:: Fragmento de origen ::

De los circos ambulantes que recorrían los bateyes al fabuloso Ringling Bros. and Barnum & Bailey: una crónica de la Cuba que desapareció.

La Habana

El circo y "los caballitos" —el parque de diversiones cubano— marcaron la infancia de muchas generaciones. Disfrutados por primera vez en el barrio, por lo regular ocupaban el mismo solar yermo en distintos momentos del año.

El circo aparecía con sus camiones desvencijados, transportando artistas e impedimenta, tirando de remolques, entre los cuales no podía faltar la jaula pintada de múltiples colores con el viejo león desdentado que apenas rugía, más por hambre que por tratar de infundir temor.

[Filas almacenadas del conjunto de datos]
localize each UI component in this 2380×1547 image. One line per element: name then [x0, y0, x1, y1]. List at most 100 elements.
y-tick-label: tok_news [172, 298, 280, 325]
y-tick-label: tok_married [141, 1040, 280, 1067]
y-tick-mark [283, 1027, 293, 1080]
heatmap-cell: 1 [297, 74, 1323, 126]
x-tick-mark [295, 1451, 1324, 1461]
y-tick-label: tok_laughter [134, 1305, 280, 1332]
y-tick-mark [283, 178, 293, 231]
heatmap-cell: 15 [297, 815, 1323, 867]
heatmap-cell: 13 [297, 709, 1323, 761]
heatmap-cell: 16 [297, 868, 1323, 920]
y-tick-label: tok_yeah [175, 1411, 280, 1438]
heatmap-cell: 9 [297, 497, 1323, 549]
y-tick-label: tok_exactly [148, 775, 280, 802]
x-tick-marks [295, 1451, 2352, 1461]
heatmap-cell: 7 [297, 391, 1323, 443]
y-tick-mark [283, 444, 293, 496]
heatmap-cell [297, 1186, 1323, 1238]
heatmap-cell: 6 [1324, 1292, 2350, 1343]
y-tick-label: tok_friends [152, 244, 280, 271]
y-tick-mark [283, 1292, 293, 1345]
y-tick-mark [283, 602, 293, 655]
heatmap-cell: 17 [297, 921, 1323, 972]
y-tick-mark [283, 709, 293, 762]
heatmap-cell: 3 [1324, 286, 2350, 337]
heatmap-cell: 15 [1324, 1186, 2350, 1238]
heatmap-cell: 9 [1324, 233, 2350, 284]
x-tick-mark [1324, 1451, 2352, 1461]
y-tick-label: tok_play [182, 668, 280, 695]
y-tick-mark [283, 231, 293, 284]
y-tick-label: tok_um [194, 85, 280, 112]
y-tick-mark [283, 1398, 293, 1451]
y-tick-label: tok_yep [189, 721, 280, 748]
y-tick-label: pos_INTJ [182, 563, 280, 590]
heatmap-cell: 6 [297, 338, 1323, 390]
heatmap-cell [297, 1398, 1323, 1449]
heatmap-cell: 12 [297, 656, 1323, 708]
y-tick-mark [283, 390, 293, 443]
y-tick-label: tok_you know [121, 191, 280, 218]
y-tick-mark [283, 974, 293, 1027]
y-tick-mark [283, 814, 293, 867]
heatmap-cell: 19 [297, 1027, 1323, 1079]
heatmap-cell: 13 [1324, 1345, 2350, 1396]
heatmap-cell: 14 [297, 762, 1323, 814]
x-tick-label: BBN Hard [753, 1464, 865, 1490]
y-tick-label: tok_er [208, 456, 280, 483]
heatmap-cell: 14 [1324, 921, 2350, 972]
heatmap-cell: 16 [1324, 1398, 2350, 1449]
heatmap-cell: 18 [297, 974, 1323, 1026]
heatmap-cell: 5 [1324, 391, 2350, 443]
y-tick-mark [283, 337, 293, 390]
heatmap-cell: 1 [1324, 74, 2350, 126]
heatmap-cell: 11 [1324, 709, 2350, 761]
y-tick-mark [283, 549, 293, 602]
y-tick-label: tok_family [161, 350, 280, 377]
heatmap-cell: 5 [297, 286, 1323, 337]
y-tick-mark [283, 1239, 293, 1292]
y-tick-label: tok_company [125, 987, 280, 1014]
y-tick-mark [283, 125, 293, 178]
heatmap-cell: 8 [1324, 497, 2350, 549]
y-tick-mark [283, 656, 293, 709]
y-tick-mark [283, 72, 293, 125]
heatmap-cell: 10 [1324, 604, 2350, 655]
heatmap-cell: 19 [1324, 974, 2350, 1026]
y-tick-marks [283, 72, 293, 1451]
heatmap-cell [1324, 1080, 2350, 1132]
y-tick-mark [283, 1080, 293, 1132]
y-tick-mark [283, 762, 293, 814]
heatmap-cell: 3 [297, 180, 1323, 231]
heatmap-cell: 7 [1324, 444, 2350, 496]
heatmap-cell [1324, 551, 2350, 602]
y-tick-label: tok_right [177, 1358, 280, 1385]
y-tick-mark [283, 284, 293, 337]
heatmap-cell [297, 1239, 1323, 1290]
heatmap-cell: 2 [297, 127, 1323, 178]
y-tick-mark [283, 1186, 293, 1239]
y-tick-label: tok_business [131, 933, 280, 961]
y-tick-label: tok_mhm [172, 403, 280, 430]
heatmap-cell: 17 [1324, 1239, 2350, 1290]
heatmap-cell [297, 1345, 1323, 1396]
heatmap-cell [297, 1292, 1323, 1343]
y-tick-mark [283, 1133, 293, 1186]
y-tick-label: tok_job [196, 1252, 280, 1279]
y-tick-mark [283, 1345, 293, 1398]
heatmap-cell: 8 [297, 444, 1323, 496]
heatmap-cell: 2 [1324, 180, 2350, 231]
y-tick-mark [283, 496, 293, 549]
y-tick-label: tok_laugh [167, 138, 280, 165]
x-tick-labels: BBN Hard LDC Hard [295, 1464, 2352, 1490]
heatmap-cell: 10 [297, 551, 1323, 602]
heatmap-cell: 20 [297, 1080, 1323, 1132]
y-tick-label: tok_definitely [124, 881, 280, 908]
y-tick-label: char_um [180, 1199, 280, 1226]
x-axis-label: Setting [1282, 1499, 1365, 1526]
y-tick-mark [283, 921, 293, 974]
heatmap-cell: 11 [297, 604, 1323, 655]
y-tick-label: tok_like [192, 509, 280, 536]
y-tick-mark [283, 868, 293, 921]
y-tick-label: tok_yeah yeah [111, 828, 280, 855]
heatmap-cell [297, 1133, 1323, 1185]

:: Tarea ::
Copia al pie de la letra el pasaje del fragmento sobre el circo en Cuba que abre con las palabras que contienen "El circo aparecía" y cierra con "de infundir temor.".

:: Resultado ::
El circo aparecía con sus camiones desvencijados, transportando artistas e impedimenta, tirando de remolques, entre los cuales no podía faltar la jaula pintada de múltiples colores con el viejo león desdentado que apenas rugía, más por hambre que por tratar de infundir temor.